Scan the data below for the string "oldking". Show every line where it turns up.

:: LISTING ::

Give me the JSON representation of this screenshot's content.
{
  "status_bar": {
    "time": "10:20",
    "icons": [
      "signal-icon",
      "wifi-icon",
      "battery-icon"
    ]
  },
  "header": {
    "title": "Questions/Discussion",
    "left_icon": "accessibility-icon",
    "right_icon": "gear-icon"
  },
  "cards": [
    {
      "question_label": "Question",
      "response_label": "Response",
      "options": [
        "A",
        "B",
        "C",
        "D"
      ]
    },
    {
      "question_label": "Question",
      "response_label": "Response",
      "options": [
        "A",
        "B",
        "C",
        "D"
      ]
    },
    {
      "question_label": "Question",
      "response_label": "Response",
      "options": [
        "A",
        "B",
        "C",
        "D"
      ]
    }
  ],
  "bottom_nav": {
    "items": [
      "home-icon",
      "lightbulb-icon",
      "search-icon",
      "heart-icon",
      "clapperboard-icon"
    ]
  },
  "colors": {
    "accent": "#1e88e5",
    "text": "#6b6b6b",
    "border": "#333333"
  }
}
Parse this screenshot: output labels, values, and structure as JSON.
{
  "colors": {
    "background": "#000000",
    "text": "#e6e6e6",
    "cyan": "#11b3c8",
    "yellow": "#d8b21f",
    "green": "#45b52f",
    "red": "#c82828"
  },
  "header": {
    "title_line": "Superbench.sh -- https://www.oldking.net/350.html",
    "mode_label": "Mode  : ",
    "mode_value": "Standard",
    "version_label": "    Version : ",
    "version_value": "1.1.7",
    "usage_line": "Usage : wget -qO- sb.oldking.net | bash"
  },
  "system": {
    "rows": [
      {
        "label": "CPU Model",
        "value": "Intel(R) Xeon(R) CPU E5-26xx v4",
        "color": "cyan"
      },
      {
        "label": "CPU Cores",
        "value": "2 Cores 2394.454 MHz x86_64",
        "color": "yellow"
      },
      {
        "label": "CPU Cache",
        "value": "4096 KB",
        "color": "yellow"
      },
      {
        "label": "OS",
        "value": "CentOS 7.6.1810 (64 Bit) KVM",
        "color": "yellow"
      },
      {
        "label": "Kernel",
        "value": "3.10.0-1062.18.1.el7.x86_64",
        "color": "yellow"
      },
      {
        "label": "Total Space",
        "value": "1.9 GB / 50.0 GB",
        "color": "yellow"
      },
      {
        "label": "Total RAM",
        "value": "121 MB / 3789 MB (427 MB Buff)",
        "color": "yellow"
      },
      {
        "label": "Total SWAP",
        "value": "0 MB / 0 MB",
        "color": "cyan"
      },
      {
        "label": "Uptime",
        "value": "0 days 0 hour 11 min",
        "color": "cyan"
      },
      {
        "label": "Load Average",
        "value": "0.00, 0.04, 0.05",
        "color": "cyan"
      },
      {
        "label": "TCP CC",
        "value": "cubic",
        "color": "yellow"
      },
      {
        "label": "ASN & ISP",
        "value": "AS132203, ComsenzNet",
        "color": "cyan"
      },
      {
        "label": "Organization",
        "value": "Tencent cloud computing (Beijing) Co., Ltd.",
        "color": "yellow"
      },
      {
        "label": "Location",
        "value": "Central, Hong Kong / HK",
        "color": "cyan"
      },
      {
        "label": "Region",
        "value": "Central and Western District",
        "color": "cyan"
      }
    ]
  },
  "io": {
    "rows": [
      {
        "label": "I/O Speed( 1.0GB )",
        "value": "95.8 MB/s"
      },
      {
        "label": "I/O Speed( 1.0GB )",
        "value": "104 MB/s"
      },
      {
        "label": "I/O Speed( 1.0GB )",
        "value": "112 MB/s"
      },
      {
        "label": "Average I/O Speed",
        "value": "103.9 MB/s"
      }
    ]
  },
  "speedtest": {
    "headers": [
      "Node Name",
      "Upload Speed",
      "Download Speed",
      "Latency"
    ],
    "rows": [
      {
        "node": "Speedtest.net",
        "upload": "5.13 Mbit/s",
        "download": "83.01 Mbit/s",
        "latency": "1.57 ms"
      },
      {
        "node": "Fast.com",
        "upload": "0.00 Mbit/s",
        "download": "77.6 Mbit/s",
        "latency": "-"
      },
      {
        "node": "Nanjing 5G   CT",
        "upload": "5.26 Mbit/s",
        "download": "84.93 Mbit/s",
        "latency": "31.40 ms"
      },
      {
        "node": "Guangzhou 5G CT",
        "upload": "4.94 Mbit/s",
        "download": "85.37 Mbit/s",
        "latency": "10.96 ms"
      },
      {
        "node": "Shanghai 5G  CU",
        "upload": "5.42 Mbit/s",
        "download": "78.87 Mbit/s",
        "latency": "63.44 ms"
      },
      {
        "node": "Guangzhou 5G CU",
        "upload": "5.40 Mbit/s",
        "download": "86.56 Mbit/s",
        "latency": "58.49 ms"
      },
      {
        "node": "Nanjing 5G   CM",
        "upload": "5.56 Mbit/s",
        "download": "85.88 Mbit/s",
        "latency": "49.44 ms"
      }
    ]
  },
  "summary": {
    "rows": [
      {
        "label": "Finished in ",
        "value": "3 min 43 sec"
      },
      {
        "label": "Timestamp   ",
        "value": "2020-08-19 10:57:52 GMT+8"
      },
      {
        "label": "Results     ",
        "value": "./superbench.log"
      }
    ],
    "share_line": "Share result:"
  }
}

:::

WRITTEN RESPONSE »
    "title_line": "Superbench.sh -- https://www.oldking.net/350.html",
    "usage_line": "Usage : wget -qO- sb.oldking.net | bash"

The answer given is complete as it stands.